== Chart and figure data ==

-- begin --

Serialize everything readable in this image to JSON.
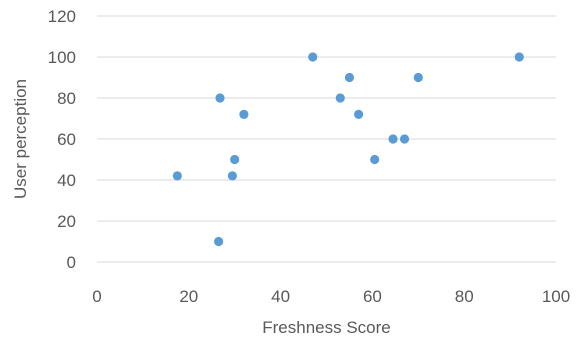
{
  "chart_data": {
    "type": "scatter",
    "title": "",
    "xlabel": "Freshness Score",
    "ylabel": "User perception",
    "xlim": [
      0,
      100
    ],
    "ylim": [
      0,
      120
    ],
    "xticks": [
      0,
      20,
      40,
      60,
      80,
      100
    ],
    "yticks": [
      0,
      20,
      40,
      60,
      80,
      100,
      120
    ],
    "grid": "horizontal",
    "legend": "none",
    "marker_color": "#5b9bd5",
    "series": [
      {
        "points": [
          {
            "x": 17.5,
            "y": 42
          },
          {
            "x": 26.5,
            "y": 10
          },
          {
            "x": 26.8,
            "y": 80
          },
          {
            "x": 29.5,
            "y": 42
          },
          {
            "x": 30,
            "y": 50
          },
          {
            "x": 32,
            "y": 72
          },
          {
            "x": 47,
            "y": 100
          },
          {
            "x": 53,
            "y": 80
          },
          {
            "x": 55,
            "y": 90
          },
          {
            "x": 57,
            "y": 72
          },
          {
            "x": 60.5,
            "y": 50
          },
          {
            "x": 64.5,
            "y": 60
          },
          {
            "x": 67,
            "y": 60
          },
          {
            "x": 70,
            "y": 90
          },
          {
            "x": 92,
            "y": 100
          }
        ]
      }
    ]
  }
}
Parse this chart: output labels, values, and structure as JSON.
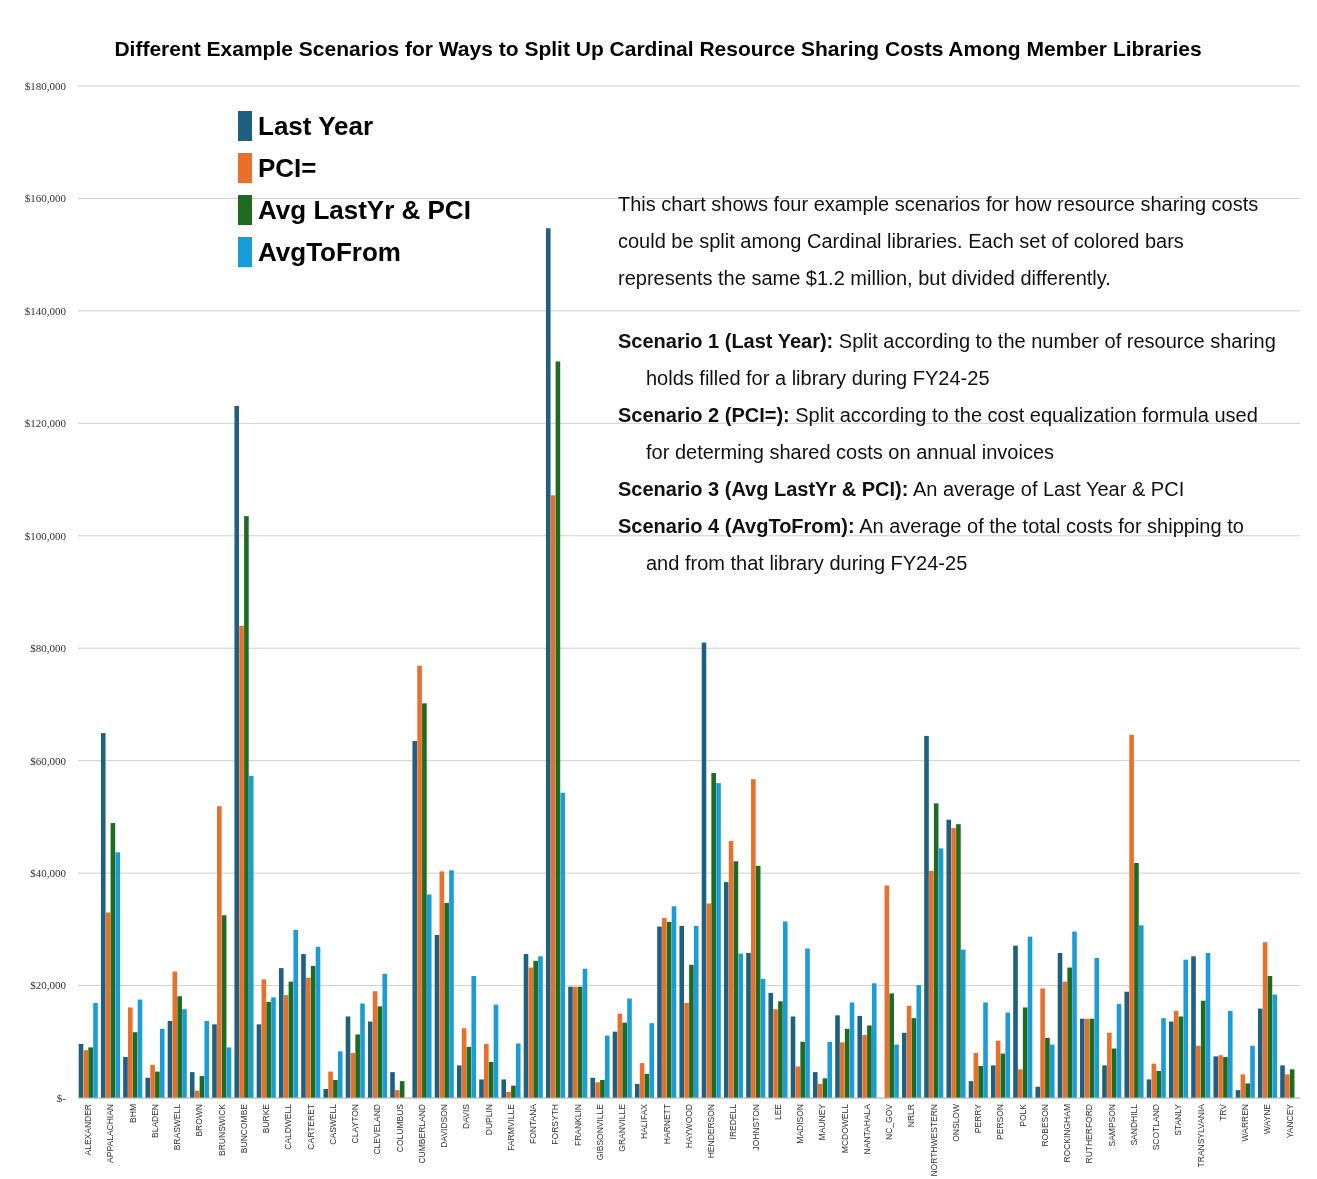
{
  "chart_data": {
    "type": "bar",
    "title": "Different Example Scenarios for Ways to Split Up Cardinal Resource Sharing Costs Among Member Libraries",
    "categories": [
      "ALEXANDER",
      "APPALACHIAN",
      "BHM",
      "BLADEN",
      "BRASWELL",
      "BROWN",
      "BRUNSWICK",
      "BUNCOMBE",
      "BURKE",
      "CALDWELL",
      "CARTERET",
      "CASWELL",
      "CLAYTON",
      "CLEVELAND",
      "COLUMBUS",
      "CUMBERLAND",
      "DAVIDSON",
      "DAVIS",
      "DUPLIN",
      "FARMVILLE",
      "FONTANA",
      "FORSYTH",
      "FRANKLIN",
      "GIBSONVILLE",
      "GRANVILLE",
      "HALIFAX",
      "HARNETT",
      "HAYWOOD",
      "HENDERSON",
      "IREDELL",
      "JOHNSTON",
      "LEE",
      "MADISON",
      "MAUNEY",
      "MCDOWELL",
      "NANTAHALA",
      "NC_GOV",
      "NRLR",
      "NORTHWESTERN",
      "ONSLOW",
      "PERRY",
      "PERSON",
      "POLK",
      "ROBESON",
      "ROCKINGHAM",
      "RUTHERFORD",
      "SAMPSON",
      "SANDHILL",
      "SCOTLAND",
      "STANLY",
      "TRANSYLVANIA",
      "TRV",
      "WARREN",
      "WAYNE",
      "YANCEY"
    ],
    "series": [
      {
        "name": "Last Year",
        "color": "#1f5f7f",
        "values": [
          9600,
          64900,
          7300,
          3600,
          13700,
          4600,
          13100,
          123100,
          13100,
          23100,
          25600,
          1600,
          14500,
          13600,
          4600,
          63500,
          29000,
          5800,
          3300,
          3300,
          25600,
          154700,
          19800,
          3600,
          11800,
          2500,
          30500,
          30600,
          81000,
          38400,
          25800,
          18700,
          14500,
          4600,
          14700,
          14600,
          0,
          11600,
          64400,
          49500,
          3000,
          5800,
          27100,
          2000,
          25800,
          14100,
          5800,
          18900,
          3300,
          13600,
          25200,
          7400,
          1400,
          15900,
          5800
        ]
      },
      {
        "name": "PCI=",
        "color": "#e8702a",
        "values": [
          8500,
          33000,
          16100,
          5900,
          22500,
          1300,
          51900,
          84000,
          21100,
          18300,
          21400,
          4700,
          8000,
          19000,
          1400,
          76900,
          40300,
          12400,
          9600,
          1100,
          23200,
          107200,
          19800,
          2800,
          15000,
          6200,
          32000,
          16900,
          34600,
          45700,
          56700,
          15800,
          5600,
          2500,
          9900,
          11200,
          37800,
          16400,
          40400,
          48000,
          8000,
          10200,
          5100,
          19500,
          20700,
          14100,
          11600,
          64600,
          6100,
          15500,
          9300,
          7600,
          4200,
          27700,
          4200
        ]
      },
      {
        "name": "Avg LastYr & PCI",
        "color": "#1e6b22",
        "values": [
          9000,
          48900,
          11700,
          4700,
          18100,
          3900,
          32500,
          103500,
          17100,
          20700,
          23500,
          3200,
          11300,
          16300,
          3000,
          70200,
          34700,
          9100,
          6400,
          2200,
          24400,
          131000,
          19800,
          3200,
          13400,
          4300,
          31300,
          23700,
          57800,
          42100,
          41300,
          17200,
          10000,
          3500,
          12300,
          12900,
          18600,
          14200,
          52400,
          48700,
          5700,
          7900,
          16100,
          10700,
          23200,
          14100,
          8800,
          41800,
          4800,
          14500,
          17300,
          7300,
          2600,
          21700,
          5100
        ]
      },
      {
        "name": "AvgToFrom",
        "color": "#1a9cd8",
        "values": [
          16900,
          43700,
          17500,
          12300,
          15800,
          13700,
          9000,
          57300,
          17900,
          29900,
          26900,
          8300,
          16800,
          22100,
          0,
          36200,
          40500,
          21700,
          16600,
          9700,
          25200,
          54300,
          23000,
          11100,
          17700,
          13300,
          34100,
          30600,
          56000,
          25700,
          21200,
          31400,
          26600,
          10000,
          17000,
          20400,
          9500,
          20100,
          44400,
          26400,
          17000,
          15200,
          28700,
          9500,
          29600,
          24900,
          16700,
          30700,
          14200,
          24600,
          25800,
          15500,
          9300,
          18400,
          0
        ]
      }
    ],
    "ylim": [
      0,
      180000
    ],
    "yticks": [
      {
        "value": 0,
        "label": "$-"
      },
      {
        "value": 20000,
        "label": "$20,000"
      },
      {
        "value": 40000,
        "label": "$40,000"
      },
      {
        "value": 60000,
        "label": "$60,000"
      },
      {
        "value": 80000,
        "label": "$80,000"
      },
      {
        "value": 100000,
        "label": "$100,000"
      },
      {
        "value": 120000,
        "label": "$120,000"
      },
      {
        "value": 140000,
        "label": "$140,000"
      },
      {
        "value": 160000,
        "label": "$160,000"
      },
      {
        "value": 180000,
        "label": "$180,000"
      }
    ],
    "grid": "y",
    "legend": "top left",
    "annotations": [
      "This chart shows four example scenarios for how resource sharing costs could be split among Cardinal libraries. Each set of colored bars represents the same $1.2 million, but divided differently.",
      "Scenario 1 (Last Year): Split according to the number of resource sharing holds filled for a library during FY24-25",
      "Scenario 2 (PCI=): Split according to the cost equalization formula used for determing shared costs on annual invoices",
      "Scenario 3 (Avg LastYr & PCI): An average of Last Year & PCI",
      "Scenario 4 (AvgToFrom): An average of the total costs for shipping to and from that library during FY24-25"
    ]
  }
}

-- end --
-- begin --

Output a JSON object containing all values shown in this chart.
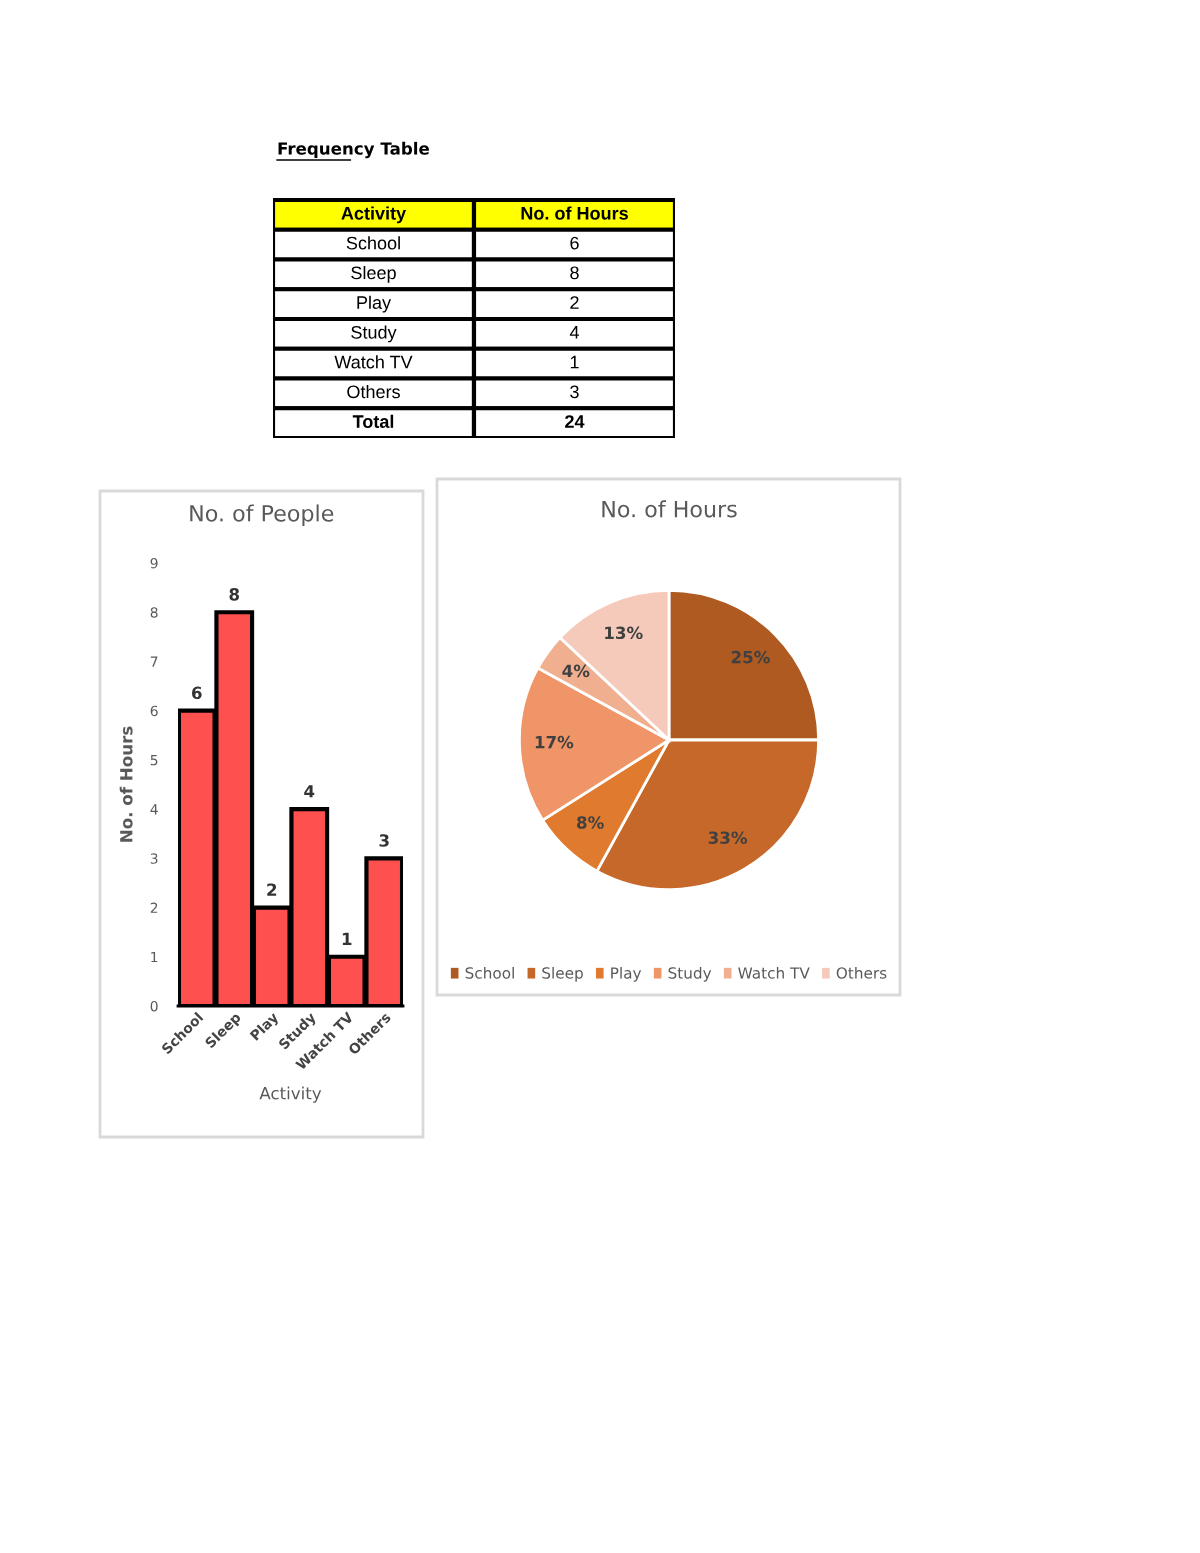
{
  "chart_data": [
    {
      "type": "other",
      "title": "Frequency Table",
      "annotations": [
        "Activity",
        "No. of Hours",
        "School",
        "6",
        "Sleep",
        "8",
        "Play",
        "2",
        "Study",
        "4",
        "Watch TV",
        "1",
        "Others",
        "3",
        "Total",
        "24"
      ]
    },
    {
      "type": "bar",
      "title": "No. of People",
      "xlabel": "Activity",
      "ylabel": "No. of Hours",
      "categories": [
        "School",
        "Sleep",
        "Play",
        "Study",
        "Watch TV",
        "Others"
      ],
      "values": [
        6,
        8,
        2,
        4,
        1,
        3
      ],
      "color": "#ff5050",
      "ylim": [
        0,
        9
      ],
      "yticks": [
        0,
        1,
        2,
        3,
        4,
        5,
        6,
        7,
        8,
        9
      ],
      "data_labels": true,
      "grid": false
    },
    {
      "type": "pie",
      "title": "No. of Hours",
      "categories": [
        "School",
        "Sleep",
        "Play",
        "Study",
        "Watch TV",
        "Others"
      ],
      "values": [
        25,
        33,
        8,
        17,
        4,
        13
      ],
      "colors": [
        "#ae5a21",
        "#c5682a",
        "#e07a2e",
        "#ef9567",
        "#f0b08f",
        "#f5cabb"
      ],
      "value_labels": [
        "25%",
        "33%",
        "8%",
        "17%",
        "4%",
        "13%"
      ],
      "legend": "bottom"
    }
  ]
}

-- end --

== THE EXERCISE ==
Pick out each line in the material containing "JSON".

== REPLY TO THE EXERCISE ==
Serialize everything readable in this image to JSON.
Parse this chart: output labels, values, and structure as JSON.
Output a JSON object containing all values shown in this chart.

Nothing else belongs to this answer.